## begin RECORDS FOR PROCESSING

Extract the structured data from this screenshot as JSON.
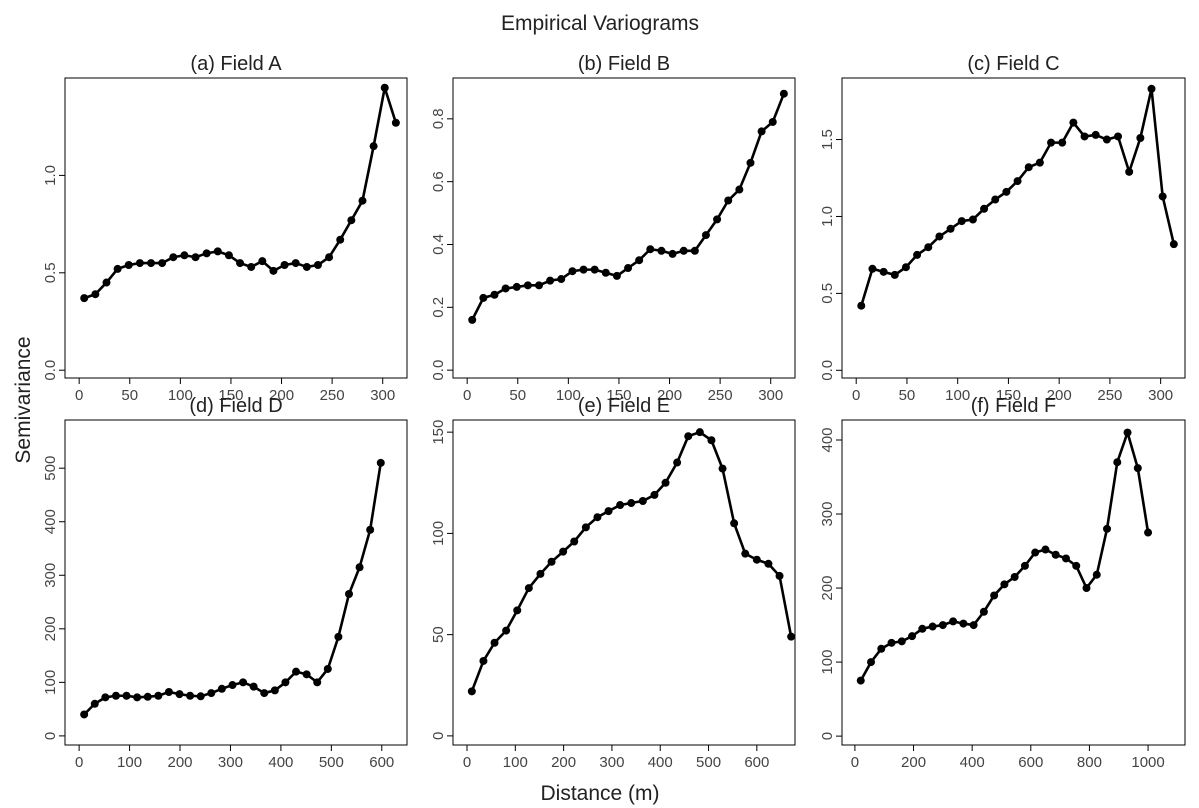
{
  "title": "Empirical Variograms",
  "x_label": "Distance (m)",
  "y_label": "Semivariance",
  "chart_data": [
    {
      "type": "line",
      "title": "(a) Field A",
      "color": "#000000",
      "x": [
        5,
        16,
        27,
        38,
        49,
        60,
        71,
        82,
        93,
        104,
        115,
        126,
        137,
        148,
        159,
        170,
        181,
        192,
        203,
        214,
        225,
        236,
        247,
        258,
        269,
        280,
        291,
        302,
        313
      ],
      "values": [
        0.37,
        0.39,
        0.45,
        0.52,
        0.54,
        0.55,
        0.55,
        0.55,
        0.58,
        0.59,
        0.58,
        0.6,
        0.61,
        0.59,
        0.55,
        0.53,
        0.56,
        0.51,
        0.54,
        0.55,
        0.53,
        0.54,
        0.58,
        0.67,
        0.77,
        0.87,
        1.15,
        1.45,
        1.27
      ],
      "xlim": [
        -14,
        324
      ],
      "ylim": [
        -0.04,
        1.5
      ],
      "xticks": [
        0,
        50,
        100,
        150,
        200,
        250,
        300
      ],
      "yticks": [
        {
          "value": 0,
          "label": "0.0"
        },
        0.5,
        {
          "value": 1,
          "label": "1.0"
        }
      ]
    },
    {
      "type": "line",
      "title": "(b) Field B",
      "color": "#000000",
      "x": [
        5,
        16,
        27,
        38,
        49,
        60,
        71,
        82,
        93,
        104,
        115,
        126,
        137,
        148,
        159,
        170,
        181,
        192,
        203,
        214,
        225,
        236,
        247,
        258,
        269,
        280,
        291,
        302,
        313
      ],
      "values": [
        0.16,
        0.23,
        0.24,
        0.26,
        0.265,
        0.27,
        0.27,
        0.285,
        0.29,
        0.315,
        0.32,
        0.32,
        0.31,
        0.3,
        0.325,
        0.35,
        0.385,
        0.38,
        0.37,
        0.38,
        0.38,
        0.43,
        0.48,
        0.54,
        0.575,
        0.66,
        0.76,
        0.79,
        0.88
      ],
      "xlim": [
        -14,
        324
      ],
      "ylim": [
        -0.025,
        0.93
      ],
      "xticks": [
        0,
        50,
        100,
        150,
        200,
        250,
        300
      ],
      "yticks": [
        {
          "value": 0,
          "label": "0.0"
        },
        0.2,
        0.4,
        0.6,
        0.8
      ]
    },
    {
      "type": "line",
      "title": "(c) Field C",
      "color": "#000000",
      "x": [
        5,
        16,
        27,
        38,
        49,
        60,
        71,
        82,
        93,
        104,
        115,
        126,
        137,
        148,
        159,
        170,
        181,
        192,
        203,
        214,
        225,
        236,
        247,
        258,
        269,
        280,
        291,
        302,
        313
      ],
      "values": [
        0.42,
        0.66,
        0.64,
        0.62,
        0.67,
        0.75,
        0.8,
        0.87,
        0.92,
        0.97,
        0.98,
        1.05,
        1.11,
        1.16,
        1.23,
        1.32,
        1.35,
        1.48,
        1.48,
        1.61,
        1.52,
        1.53,
        1.5,
        1.52,
        1.29,
        1.51,
        1.83,
        1.13,
        0.82
      ],
      "xlim": [
        -14,
        324
      ],
      "ylim": [
        -0.05,
        1.9
      ],
      "xticks": [
        0,
        50,
        100,
        150,
        200,
        250,
        300
      ],
      "yticks": [
        {
          "value": 0,
          "label": "0.0"
        },
        0.5,
        {
          "value": 1,
          "label": "1.0"
        },
        1.5
      ]
    },
    {
      "type": "line",
      "title": "(d) Field D",
      "color": "#000000",
      "x": [
        10,
        31,
        52,
        73,
        94,
        115,
        136,
        157,
        178,
        199,
        220,
        241,
        262,
        283,
        304,
        325,
        346,
        367,
        388,
        409,
        430,
        451,
        472,
        493,
        514,
        535,
        556,
        577,
        598
      ],
      "values": [
        40,
        60,
        72,
        75,
        75,
        72,
        73,
        75,
        82,
        78,
        75,
        74,
        80,
        88,
        95,
        100,
        92,
        80,
        85,
        100,
        120,
        115,
        100,
        125,
        185,
        265,
        315,
        385,
        510
      ],
      "xlim": [
        -28,
        650
      ],
      "ylim": [
        -17,
        590
      ],
      "xticks": [
        0,
        100,
        200,
        300,
        400,
        500,
        600
      ],
      "yticks": [
        0,
        100,
        200,
        300,
        400,
        500
      ]
    },
    {
      "type": "line",
      "title": "(e) Field E",
      "color": "#000000",
      "x": [
        10,
        34,
        57,
        81,
        104,
        128,
        152,
        175,
        199,
        222,
        246,
        270,
        293,
        317,
        340,
        364,
        388,
        411,
        435,
        458,
        482,
        506,
        529,
        553,
        576,
        600,
        624,
        647,
        671
      ],
      "values": [
        22,
        37,
        46,
        52,
        62,
        73,
        80,
        86,
        91,
        96,
        103,
        108,
        111,
        114,
        115,
        116,
        119,
        125,
        135,
        148,
        150,
        146,
        132,
        105,
        90,
        87,
        85,
        79,
        49
      ],
      "xlim": [
        -29,
        679
      ],
      "ylim": [
        -4.5,
        156
      ],
      "xticks": [
        0,
        100,
        200,
        300,
        400,
        500,
        600
      ],
      "yticks": [
        0,
        50,
        100,
        150
      ]
    },
    {
      "type": "line",
      "title": "(f) Field F",
      "color": "#000000",
      "x": [
        20,
        55,
        90,
        125,
        160,
        195,
        230,
        265,
        300,
        335,
        370,
        405,
        440,
        475,
        510,
        545,
        580,
        615,
        650,
        685,
        720,
        755,
        790,
        825,
        860,
        895,
        930,
        965,
        1000
      ],
      "values": [
        75,
        100,
        118,
        126,
        128,
        135,
        145,
        148,
        150,
        155,
        152,
        150,
        168,
        190,
        205,
        215,
        230,
        248,
        252,
        245,
        240,
        230,
        200,
        218,
        280,
        370,
        410,
        362,
        275
      ],
      "xlim": [
        -44,
        1126
      ],
      "ylim": [
        -12,
        427
      ],
      "xticks": [
        0,
        200,
        400,
        600,
        800,
        1000
      ],
      "yticks": [
        0,
        100,
        200,
        300,
        400
      ]
    }
  ]
}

## end RECORDS FOR PROCESSING

■ INSTRUCTIONS FOR THE TASK
Search the data for "Field". Copy every matching line.

■ WRITTEN SOLUTION
      "title": "(a) Field A",
      "title": "(b) Field B",
      "title": "(c) Field C",
      "title": "(d) Field D",
      "title": "(e) Field E",
      "title": "(f) Field F",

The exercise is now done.